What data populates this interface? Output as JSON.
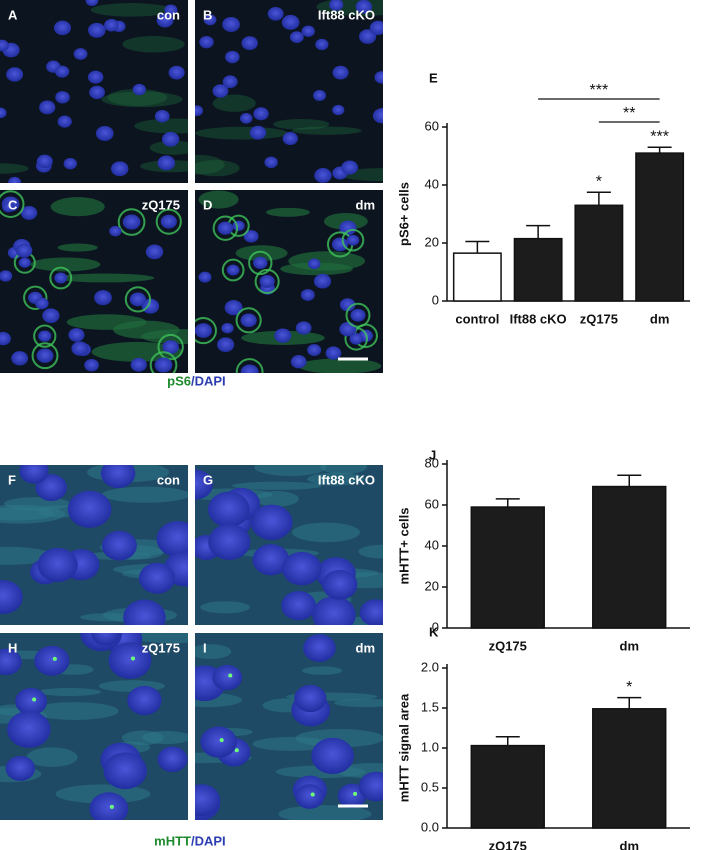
{
  "panels": [
    {
      "letter": "A",
      "label": "con"
    },
    {
      "letter": "B",
      "label": "Ift88 cKO"
    },
    {
      "letter": "C",
      "label": "zQ175"
    },
    {
      "letter": "D",
      "label": "dm"
    },
    {
      "letter": "F",
      "label": "con"
    },
    {
      "letter": "G",
      "label": "Ift88 cKO"
    },
    {
      "letter": "H",
      "label": "zQ175"
    },
    {
      "letter": "I",
      "label": "dm"
    }
  ],
  "caption_top": [
    "pS6",
    "/DAPI"
  ],
  "caption_bottom": [
    "mHTT",
    "/DAPI"
  ],
  "chart_data": [
    {
      "type": "bar",
      "panel": "E",
      "y_label": "pS6+ cells",
      "categories": [
        "control",
        "Ift88 cKO",
        "zQ175",
        "dm"
      ],
      "values": [
        16.5,
        21.5,
        33,
        51
      ],
      "errors": [
        4,
        4.5,
        4.5,
        2
      ],
      "colors": [
        "#ffffff",
        "#1c1c1c",
        "#1c1c1c",
        "#1c1c1c"
      ],
      "significance": [
        null,
        null,
        "*",
        "***"
      ],
      "comparisons": [
        {
          "label": "***",
          "from": "Ift88 cKO",
          "to": "dm"
        },
        {
          "label": "**",
          "from": "zQ175",
          "to": "dm"
        }
      ],
      "ylim": [
        0,
        60
      ],
      "yticks": [
        0,
        20,
        40,
        60
      ]
    },
    {
      "type": "bar",
      "panel": "J",
      "y_label": "mHTT+ cells",
      "categories": [
        "zQ175",
        "dm"
      ],
      "values": [
        59,
        69
      ],
      "errors": [
        4,
        5.5
      ],
      "colors": [
        "#1c1c1c",
        "#1c1c1c"
      ],
      "ylim": [
        0,
        80
      ],
      "yticks": [
        0,
        20,
        40,
        60,
        80
      ]
    },
    {
      "type": "bar",
      "panel": "K",
      "y_label": "mHTT signal area",
      "categories": [
        "zQ175",
        "dm"
      ],
      "values": [
        1.03,
        1.49
      ],
      "errors": [
        0.11,
        0.14
      ],
      "colors": [
        "#1c1c1c",
        "#1c1c1c"
      ],
      "significance": [
        null,
        "*"
      ],
      "ylim": [
        0,
        2
      ],
      "yticks": [
        {
          "value": 0,
          "label": "0.0"
        },
        0.5,
        {
          "value": 1,
          "label": "1.0"
        },
        1.5,
        {
          "value": 2,
          "label": "2.0"
        }
      ]
    }
  ]
}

▶ [What to do]: The pictures stay out of the copy. Set down the entries above precisely.

▶ [Solution for this problem]:
What data populates this interface? Output as JSON.
{
  "panels": [
    {
      "letter": "A",
      "label": "con"
    },
    {
      "letter": "B",
      "label": "Ift88 cKO"
    },
    {
      "letter": "C",
      "label": "zQ175"
    },
    {
      "letter": "D",
      "label": "dm"
    },
    {
      "letter": "F",
      "label": "con"
    },
    {
      "letter": "G",
      "label": "Ift88 cKO"
    },
    {
      "letter": "H",
      "label": "zQ175"
    },
    {
      "letter": "I",
      "label": "dm"
    }
  ],
  "caption_top": [
    "pS6",
    "/DAPI"
  ],
  "caption_bottom": [
    "mHTT",
    "/DAPI"
  ],
  "chart_data": [
    {
      "type": "bar",
      "panel": "E",
      "y_label": "pS6+ cells",
      "categories": [
        "control",
        "Ift88 cKO",
        "zQ175",
        "dm"
      ],
      "values": [
        16.5,
        21.5,
        33,
        51
      ],
      "errors": [
        4,
        4.5,
        4.5,
        2
      ],
      "colors": [
        "#ffffff",
        "#1c1c1c",
        "#1c1c1c",
        "#1c1c1c"
      ],
      "significance": [
        null,
        null,
        "*",
        "***"
      ],
      "comparisons": [
        {
          "label": "***",
          "from": "Ift88 cKO",
          "to": "dm"
        },
        {
          "label": "**",
          "from": "zQ175",
          "to": "dm"
        }
      ],
      "ylim": [
        0,
        60
      ],
      "yticks": [
        0,
        20,
        40,
        60
      ]
    },
    {
      "type": "bar",
      "panel": "J",
      "y_label": "mHTT+ cells",
      "categories": [
        "zQ175",
        "dm"
      ],
      "values": [
        59,
        69
      ],
      "errors": [
        4,
        5.5
      ],
      "colors": [
        "#1c1c1c",
        "#1c1c1c"
      ],
      "ylim": [
        0,
        80
      ],
      "yticks": [
        0,
        20,
        40,
        60,
        80
      ]
    },
    {
      "type": "bar",
      "panel": "K",
      "y_label": "mHTT signal area",
      "categories": [
        "zQ175",
        "dm"
      ],
      "values": [
        1.03,
        1.49
      ],
      "errors": [
        0.11,
        0.14
      ],
      "colors": [
        "#1c1c1c",
        "#1c1c1c"
      ],
      "significance": [
        null,
        "*"
      ],
      "ylim": [
        0,
        2
      ],
      "yticks": [
        {
          "value": 0,
          "label": "0.0"
        },
        0.5,
        {
          "value": 1,
          "label": "1.0"
        },
        1.5,
        {
          "value": 2,
          "label": "2.0"
        }
      ]
    }
  ]
}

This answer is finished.